[Collection entries]
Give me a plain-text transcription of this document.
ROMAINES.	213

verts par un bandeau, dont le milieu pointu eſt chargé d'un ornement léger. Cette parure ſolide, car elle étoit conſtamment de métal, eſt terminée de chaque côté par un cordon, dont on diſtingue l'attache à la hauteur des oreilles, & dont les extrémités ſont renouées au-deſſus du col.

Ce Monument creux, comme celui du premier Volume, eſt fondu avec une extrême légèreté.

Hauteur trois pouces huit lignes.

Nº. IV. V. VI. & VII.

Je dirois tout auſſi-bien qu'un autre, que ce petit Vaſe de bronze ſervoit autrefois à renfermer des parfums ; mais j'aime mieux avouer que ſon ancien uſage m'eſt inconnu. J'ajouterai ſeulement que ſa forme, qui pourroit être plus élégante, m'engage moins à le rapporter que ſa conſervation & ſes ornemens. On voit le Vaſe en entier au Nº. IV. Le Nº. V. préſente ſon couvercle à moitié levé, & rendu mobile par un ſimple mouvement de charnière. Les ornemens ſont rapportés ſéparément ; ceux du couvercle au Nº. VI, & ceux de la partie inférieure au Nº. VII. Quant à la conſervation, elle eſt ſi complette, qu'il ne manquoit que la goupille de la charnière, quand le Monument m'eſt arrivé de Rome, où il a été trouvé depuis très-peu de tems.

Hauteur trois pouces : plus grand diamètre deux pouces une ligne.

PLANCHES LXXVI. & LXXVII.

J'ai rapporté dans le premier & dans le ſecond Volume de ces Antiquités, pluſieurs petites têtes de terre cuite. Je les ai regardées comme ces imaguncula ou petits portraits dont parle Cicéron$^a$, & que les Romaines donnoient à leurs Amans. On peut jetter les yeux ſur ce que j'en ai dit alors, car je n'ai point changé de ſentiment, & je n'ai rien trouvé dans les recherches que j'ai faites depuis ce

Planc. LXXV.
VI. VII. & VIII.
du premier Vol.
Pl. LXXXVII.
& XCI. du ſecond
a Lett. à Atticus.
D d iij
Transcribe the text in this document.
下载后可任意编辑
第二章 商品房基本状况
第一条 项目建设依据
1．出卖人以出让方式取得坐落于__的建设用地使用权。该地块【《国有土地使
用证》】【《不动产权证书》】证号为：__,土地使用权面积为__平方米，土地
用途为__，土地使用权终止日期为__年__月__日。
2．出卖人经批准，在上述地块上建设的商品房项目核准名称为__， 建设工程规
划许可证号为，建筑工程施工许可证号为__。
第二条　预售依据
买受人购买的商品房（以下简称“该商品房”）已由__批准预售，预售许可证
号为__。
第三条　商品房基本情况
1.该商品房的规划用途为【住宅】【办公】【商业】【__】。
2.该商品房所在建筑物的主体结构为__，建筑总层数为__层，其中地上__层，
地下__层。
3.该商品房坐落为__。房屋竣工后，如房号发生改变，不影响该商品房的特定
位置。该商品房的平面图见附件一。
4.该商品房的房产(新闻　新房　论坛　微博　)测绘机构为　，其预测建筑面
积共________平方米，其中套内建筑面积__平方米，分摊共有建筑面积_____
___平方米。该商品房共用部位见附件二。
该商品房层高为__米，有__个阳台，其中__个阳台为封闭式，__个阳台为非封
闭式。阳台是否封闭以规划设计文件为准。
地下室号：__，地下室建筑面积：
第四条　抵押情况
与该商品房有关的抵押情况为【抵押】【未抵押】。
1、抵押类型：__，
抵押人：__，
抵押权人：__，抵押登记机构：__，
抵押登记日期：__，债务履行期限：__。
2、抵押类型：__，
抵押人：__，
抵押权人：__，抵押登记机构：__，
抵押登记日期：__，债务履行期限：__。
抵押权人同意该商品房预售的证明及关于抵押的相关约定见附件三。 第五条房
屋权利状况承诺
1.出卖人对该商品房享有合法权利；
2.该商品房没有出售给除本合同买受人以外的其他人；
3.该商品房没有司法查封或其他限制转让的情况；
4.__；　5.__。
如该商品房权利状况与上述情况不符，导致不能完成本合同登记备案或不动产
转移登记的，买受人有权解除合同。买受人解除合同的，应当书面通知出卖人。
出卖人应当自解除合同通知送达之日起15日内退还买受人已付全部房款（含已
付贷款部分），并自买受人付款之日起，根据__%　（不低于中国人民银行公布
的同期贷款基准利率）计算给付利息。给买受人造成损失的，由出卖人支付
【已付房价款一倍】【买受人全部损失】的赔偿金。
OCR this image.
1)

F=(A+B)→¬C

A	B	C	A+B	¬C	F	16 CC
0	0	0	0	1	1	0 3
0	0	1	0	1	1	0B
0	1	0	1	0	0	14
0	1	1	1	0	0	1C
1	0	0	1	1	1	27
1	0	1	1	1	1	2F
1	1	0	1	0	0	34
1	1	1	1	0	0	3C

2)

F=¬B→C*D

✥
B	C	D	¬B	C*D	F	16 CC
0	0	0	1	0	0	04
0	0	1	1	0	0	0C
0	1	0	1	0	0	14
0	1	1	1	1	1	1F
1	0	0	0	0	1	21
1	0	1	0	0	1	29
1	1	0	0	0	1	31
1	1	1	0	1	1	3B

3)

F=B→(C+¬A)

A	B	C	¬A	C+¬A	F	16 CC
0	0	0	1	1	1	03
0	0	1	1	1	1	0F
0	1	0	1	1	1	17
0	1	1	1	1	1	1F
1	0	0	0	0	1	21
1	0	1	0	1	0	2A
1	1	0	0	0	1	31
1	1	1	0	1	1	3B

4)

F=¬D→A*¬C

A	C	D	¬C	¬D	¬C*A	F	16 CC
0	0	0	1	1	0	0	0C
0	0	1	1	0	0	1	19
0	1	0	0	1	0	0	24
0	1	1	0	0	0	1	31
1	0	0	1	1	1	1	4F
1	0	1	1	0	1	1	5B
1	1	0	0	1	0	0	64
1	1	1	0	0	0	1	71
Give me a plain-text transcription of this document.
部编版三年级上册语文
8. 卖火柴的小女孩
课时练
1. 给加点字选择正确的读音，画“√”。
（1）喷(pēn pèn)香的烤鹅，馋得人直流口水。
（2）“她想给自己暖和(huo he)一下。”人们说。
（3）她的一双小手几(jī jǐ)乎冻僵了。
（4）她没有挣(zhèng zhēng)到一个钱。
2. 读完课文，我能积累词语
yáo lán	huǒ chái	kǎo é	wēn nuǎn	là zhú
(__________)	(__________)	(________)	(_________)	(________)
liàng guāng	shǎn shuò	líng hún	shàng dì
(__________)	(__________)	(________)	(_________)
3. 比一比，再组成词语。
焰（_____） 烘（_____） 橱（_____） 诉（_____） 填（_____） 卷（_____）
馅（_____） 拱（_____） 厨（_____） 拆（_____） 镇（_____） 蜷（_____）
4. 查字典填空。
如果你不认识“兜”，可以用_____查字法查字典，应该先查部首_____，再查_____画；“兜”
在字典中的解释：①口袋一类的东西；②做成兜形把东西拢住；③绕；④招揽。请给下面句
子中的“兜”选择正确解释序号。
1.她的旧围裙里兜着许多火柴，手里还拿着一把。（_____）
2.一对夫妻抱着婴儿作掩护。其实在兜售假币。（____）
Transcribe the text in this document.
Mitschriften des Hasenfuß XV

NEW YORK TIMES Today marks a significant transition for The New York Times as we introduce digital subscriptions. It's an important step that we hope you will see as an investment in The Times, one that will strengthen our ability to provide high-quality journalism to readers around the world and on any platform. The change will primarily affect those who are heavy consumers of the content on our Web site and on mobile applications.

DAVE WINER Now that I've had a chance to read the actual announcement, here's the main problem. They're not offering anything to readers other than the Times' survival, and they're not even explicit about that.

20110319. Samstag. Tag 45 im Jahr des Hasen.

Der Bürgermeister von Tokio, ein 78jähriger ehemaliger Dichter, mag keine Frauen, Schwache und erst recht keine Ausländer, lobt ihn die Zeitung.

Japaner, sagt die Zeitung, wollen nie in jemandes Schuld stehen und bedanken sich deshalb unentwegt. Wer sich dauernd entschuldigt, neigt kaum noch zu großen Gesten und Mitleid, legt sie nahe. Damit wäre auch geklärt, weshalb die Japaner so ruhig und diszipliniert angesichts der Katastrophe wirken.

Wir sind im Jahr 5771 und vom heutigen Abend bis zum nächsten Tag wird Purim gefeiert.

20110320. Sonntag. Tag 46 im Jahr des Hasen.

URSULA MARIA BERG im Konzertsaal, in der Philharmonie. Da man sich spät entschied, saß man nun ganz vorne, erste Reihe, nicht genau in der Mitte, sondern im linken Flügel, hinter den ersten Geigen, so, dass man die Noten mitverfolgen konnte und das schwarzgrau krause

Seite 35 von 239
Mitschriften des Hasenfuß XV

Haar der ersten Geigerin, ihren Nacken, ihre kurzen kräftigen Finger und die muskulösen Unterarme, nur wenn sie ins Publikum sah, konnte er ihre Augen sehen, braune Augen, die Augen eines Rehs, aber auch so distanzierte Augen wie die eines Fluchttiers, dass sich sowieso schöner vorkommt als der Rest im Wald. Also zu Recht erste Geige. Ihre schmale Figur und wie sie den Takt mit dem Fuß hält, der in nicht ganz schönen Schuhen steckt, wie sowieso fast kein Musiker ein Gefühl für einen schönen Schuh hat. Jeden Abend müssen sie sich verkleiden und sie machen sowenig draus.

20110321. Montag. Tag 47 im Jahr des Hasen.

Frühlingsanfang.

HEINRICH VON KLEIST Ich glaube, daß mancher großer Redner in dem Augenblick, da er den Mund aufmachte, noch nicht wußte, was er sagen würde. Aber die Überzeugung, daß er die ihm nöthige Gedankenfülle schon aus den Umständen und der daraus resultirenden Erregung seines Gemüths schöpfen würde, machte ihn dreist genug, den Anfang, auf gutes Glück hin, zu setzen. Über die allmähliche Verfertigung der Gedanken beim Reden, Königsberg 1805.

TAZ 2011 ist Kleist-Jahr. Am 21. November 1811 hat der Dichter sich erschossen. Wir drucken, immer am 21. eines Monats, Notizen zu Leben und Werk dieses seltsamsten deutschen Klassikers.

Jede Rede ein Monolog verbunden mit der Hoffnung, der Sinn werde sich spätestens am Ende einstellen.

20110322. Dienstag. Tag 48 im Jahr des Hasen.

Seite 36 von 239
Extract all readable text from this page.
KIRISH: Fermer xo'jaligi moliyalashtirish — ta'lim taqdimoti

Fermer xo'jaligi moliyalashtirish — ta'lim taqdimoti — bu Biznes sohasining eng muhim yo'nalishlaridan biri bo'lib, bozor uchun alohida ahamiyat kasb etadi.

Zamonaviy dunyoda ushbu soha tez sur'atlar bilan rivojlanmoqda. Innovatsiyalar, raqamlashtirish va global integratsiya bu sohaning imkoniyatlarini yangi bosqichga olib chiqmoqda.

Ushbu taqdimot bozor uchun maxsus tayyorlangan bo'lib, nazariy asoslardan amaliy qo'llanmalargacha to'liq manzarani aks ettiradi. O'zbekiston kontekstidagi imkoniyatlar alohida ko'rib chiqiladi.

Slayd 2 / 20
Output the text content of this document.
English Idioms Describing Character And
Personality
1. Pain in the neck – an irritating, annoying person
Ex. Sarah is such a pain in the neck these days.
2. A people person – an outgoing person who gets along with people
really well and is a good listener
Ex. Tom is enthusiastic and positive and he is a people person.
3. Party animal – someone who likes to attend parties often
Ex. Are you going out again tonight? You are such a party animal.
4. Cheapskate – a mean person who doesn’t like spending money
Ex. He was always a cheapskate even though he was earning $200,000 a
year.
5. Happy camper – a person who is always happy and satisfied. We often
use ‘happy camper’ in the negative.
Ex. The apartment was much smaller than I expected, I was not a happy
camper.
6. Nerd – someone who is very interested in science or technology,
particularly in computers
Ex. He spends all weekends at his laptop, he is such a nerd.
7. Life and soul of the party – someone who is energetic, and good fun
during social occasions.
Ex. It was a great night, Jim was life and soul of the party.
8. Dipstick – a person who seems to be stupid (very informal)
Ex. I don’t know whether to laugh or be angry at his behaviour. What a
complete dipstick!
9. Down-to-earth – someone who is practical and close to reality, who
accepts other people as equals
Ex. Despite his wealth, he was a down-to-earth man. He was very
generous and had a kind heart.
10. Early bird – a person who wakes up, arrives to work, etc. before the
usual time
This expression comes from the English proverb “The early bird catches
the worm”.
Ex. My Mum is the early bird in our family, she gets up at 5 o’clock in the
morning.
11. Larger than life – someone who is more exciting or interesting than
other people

*WHAT THE TASK REQUIRES:*
Copy each line above containing the string "dont".

*WRITTEN ANSWER:*
verts par un bandeau, dont le milieu pointu eſt chargé d'un ornement léger. Cette parure ſolide, car elle étoit conſtamment de métal, eſt terminée de chaque côté par un cordon, dont on diſtingue l'attache à la hauteur des oreilles, & dont les extrémités ſont renouées au-deſſus du col.
J'ai rapporté dans le premier & dans le ſecond Volume de ces Antiquités, pluſieurs petites têtes de terre cuite. Je les ai regardées comme ces imaguncula ou petits portraits dont parle Cicéron$^a$, & que les Romaines donnoient à leurs Amans. On peut jetter les yeux ſur ce que j'en ai dit alors, car je n'ai point changé de ſentiment, & je n'ai rien trouvé dans les recherches que j'ai faites depuis ce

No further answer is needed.